Problem description:
Which lines of the records contain "label"? Collect every one of them.
------ The data ------
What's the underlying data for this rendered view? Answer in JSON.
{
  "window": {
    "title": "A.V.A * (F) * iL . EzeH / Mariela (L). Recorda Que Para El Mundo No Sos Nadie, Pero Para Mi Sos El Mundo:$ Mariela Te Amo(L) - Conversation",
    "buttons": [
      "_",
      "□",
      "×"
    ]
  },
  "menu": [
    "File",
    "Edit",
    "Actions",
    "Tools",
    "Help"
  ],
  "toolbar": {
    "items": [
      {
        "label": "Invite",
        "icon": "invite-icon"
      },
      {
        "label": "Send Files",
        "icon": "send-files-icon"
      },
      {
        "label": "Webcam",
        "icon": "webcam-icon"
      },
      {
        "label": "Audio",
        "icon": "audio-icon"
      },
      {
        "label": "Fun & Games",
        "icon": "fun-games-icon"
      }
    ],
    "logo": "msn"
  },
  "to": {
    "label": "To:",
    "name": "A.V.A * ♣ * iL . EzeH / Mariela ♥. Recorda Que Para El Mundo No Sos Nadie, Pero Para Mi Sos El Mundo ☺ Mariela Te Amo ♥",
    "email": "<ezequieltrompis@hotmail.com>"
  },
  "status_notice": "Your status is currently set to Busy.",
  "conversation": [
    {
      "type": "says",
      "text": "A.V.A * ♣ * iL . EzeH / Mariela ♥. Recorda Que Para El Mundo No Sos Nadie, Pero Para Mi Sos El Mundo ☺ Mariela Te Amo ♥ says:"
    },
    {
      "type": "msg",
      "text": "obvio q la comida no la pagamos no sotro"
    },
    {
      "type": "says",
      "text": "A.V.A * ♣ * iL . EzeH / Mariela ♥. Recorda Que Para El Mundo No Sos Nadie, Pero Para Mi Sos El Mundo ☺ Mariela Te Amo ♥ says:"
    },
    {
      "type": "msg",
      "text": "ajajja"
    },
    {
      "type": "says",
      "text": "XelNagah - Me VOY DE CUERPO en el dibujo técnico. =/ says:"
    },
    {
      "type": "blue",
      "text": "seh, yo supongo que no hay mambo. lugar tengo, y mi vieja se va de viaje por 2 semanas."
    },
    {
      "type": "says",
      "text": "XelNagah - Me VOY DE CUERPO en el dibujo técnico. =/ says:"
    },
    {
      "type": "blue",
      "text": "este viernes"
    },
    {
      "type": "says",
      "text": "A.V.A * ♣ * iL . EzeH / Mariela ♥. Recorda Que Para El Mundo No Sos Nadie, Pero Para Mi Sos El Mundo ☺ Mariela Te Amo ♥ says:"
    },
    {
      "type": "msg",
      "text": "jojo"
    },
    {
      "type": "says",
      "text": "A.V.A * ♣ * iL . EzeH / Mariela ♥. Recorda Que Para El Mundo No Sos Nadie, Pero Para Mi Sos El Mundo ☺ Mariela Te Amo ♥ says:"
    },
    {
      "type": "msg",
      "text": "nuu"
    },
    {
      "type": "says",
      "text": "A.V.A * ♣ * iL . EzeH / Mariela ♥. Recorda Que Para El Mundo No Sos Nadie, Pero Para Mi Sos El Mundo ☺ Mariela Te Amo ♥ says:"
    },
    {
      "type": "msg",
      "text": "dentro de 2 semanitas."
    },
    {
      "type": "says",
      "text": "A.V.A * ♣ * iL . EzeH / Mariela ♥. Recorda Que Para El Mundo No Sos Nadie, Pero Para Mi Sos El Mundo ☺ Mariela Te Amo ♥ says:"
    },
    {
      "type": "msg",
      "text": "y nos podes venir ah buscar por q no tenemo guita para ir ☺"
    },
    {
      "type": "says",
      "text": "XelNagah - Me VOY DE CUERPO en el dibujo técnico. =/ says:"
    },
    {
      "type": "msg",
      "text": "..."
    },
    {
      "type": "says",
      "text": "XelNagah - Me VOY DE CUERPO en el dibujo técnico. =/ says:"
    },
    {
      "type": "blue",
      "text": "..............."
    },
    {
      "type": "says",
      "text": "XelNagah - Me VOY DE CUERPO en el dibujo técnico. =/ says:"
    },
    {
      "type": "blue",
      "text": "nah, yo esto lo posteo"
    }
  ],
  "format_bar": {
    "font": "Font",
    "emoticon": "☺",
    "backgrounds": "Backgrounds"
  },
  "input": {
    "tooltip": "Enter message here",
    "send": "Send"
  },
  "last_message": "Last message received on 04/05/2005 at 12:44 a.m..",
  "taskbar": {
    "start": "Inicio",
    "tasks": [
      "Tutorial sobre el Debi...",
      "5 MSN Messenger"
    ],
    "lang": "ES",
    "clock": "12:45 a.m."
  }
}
------
Exercise solution:
        "label": "Invite",
        "label": "Send Files",
        "label": "Webcam",
        "label": "Audio",
        "label": "Fun & Games",
    "label": "To:",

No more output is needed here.